Problem details: Print the entries below in their entirety, exactly as they are written.

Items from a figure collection
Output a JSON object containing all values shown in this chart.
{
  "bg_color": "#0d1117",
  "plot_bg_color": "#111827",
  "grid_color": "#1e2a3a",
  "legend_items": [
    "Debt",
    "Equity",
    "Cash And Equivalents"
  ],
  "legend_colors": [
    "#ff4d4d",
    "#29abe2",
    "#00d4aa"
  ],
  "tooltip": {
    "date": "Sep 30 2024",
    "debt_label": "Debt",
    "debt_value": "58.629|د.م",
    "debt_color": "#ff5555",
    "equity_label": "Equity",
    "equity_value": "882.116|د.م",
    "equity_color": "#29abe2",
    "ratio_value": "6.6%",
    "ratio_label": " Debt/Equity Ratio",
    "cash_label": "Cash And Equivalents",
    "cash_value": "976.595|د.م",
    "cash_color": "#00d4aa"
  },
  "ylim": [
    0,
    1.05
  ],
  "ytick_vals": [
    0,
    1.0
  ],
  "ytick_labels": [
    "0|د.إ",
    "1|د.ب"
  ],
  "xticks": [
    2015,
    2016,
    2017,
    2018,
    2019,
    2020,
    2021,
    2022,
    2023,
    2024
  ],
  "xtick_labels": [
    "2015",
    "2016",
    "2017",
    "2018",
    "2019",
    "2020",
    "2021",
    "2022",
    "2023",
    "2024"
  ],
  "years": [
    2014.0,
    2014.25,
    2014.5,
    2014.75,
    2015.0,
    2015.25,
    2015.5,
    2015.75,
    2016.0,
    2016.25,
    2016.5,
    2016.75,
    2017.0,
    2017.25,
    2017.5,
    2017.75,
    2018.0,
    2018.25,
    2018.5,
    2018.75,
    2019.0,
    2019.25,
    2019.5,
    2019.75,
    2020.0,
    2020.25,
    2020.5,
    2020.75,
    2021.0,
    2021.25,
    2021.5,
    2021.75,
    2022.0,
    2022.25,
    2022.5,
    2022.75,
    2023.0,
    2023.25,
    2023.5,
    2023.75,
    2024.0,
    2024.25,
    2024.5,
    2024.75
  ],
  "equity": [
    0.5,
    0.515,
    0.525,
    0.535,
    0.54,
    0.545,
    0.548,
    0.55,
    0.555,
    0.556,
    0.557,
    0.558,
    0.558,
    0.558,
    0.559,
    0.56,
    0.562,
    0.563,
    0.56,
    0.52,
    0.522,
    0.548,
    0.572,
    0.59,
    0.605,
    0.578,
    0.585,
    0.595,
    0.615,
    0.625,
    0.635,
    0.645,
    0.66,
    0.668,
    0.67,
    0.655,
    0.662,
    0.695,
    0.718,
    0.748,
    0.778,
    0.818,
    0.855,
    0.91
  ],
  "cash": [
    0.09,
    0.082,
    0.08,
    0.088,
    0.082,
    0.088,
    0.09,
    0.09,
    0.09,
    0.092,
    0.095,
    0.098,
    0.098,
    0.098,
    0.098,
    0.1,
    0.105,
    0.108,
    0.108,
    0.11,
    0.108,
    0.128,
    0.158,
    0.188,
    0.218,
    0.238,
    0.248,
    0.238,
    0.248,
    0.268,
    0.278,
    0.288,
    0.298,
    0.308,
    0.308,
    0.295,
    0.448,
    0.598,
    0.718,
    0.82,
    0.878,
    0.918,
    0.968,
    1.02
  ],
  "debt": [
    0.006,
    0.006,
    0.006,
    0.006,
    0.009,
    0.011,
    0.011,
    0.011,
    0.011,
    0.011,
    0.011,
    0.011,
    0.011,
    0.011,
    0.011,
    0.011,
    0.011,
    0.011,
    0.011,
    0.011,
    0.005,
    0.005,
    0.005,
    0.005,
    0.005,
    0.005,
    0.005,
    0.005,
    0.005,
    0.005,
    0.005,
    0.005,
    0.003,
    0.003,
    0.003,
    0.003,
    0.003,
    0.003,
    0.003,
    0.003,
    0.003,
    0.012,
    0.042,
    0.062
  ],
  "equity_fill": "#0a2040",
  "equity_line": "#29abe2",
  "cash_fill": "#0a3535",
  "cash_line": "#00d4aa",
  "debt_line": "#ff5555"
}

The result:
Output a JSON object containing all values shown in this chart.
{
  "bg_color": "#0d1117",
  "plot_bg_color": "#111827",
  "grid_color": "#1e2a3a",
  "legend_items": [
    "Debt",
    "Equity",
    "Cash And Equivalents"
  ],
  "legend_colors": [
    "#ff4d4d",
    "#29abe2",
    "#00d4aa"
  ],
  "tooltip": {
    "date": "Sep 30 2024",
    "debt_label": "Debt",
    "debt_value": "58.629|د.م",
    "debt_color": "#ff5555",
    "equity_label": "Equity",
    "equity_value": "882.116|د.م",
    "equity_color": "#29abe2",
    "ratio_value": "6.6%",
    "ratio_label": " Debt/Equity Ratio",
    "cash_label": "Cash And Equivalents",
    "cash_value": "976.595|د.م",
    "cash_color": "#00d4aa"
  },
  "ylim": [
    0,
    1.05
  ],
  "ytick_vals": [
    0,
    1.0
  ],
  "ytick_labels": [
    "0|د.إ",
    "1|د.ب"
  ],
  "xticks": [
    2015,
    2016,
    2017,
    2018,
    2019,
    2020,
    2021,
    2022,
    2023,
    2024
  ],
  "xtick_labels": [
    "2015",
    "2016",
    "2017",
    "2018",
    "2019",
    "2020",
    "2021",
    "2022",
    "2023",
    "2024"
  ],
  "years": [
    2014.0,
    2014.25,
    2014.5,
    2014.75,
    2015.0,
    2015.25,
    2015.5,
    2015.75,
    2016.0,
    2016.25,
    2016.5,
    2016.75,
    2017.0,
    2017.25,
    2017.5,
    2017.75,
    2018.0,
    2018.25,
    2018.5,
    2018.75,
    2019.0,
    2019.25,
    2019.5,
    2019.75,
    2020.0,
    2020.25,
    2020.5,
    2020.75,
    2021.0,
    2021.25,
    2021.5,
    2021.75,
    2022.0,
    2022.25,
    2022.5,
    2022.75,
    2023.0,
    2023.25,
    2023.5,
    2023.75,
    2024.0,
    2024.25,
    2024.5,
    2024.75
  ],
  "equity": [
    0.5,
    0.515,
    0.525,
    0.535,
    0.54,
    0.545,
    0.548,
    0.55,
    0.555,
    0.556,
    0.557,
    0.558,
    0.558,
    0.558,
    0.559,
    0.56,
    0.562,
    0.563,
    0.56,
    0.52,
    0.522,
    0.548,
    0.572,
    0.59,
    0.605,
    0.578,
    0.585,
    0.595,
    0.615,
    0.625,
    0.635,
    0.645,
    0.66,
    0.668,
    0.67,
    0.655,
    0.662,
    0.695,
    0.718,
    0.748,
    0.778,
    0.818,
    0.855,
    0.91
  ],
  "cash": [
    0.09,
    0.082,
    0.08,
    0.088,
    0.082,
    0.088,
    0.09,
    0.09,
    0.09,
    0.092,
    0.095,
    0.098,
    0.098,
    0.098,
    0.098,
    0.1,
    0.105,
    0.108,
    0.108,
    0.11,
    0.108,
    0.128,
    0.158,
    0.188,
    0.218,
    0.238,
    0.248,
    0.238,
    0.248,
    0.268,
    0.278,
    0.288,
    0.298,
    0.308,
    0.308,
    0.295,
    0.448,
    0.598,
    0.718,
    0.82,
    0.878,
    0.918,
    0.968,
    1.02
  ],
  "debt": [
    0.006,
    0.006,
    0.006,
    0.006,
    0.009,
    0.011,
    0.011,
    0.011,
    0.011,
    0.011,
    0.011,
    0.011,
    0.011,
    0.011,
    0.011,
    0.011,
    0.011,
    0.011,
    0.011,
    0.011,
    0.005,
    0.005,
    0.005,
    0.005,
    0.005,
    0.005,
    0.005,
    0.005,
    0.005,
    0.005,
    0.005,
    0.005,
    0.003,
    0.003,
    0.003,
    0.003,
    0.003,
    0.003,
    0.003,
    0.003,
    0.003,
    0.012,
    0.042,
    0.062
  ],
  "equity_fill": "#0a2040",
  "equity_line": "#29abe2",
  "cash_fill": "#0a3535",
  "cash_line": "#00d4aa",
  "debt_line": "#ff5555"
}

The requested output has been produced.